◆ **EXERCISE DESCRIPTION**
Spot every line with the word "Model" and return it.

◆ **DATA ENTRIES**
● ● ●

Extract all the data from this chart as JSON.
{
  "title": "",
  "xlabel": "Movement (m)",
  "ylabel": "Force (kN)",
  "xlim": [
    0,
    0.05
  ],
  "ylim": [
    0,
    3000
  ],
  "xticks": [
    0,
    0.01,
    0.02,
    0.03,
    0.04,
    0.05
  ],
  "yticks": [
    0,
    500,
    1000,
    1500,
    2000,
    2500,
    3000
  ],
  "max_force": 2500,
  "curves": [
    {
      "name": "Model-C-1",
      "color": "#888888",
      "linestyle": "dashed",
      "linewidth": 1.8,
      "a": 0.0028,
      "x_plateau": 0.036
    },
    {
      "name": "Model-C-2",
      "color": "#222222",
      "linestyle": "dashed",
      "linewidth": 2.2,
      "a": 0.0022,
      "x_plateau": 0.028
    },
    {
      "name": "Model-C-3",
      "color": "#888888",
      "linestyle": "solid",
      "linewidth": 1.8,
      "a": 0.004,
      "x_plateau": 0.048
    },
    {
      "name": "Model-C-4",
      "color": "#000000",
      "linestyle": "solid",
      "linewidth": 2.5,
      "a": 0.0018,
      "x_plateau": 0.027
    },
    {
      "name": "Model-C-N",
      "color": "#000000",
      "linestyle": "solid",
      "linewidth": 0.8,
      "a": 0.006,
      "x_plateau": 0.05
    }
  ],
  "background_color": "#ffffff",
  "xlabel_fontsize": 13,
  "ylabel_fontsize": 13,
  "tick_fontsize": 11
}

● ● ●

◆ **RESPONSE TO THIS TASK**
      "name": "Model-C-1",
      "name": "Model-C-2",
      "name": "Model-C-3",
      "name": "Model-C-4",
      "name": "Model-C-N",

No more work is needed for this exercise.